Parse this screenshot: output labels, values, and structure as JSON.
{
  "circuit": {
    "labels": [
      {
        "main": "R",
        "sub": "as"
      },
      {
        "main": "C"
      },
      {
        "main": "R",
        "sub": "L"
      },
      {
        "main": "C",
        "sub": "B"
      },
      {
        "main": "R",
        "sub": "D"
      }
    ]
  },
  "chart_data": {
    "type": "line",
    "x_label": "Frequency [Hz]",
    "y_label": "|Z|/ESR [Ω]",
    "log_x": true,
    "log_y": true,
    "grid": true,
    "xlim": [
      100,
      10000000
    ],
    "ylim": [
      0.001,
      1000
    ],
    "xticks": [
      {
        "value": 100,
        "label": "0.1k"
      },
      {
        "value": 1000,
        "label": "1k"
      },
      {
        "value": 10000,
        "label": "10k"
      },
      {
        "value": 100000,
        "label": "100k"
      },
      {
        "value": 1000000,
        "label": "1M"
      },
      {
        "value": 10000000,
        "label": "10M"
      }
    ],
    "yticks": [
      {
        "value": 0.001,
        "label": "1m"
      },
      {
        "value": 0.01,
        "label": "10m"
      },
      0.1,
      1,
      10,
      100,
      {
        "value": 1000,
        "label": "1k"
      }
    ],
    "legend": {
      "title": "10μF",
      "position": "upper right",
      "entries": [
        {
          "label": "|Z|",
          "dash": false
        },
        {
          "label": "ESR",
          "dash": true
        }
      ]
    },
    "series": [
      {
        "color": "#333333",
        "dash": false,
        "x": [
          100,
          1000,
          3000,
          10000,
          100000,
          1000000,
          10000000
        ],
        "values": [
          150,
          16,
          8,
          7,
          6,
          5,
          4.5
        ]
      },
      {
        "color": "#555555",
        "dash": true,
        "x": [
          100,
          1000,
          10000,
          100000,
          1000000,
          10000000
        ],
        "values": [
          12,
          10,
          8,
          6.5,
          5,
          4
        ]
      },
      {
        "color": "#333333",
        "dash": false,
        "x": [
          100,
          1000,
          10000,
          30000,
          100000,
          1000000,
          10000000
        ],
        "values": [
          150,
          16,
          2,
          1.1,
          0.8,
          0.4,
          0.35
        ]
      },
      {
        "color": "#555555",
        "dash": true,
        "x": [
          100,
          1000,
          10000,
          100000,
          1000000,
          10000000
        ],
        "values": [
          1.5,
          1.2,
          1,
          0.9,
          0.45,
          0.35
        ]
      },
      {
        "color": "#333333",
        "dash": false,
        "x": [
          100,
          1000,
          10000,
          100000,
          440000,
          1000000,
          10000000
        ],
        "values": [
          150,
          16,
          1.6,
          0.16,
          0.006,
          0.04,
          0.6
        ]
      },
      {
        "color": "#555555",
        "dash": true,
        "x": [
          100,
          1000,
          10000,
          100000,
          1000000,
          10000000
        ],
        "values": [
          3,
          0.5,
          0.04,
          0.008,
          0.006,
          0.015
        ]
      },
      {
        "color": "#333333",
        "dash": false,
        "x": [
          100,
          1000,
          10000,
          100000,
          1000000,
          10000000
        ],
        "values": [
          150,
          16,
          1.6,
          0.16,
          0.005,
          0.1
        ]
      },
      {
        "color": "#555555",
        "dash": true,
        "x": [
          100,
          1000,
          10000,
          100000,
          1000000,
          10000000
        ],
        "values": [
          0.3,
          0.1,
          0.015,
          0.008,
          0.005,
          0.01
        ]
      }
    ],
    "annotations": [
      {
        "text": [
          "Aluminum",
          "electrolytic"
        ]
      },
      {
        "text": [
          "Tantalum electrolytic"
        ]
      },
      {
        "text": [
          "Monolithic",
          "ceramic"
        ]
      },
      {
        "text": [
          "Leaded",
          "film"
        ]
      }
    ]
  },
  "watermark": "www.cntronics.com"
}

-- INSTRUCTION --
Only the number is wanted: how many lines of the data contain the word "electrolytic"?

-- TASK RESPONSE --
2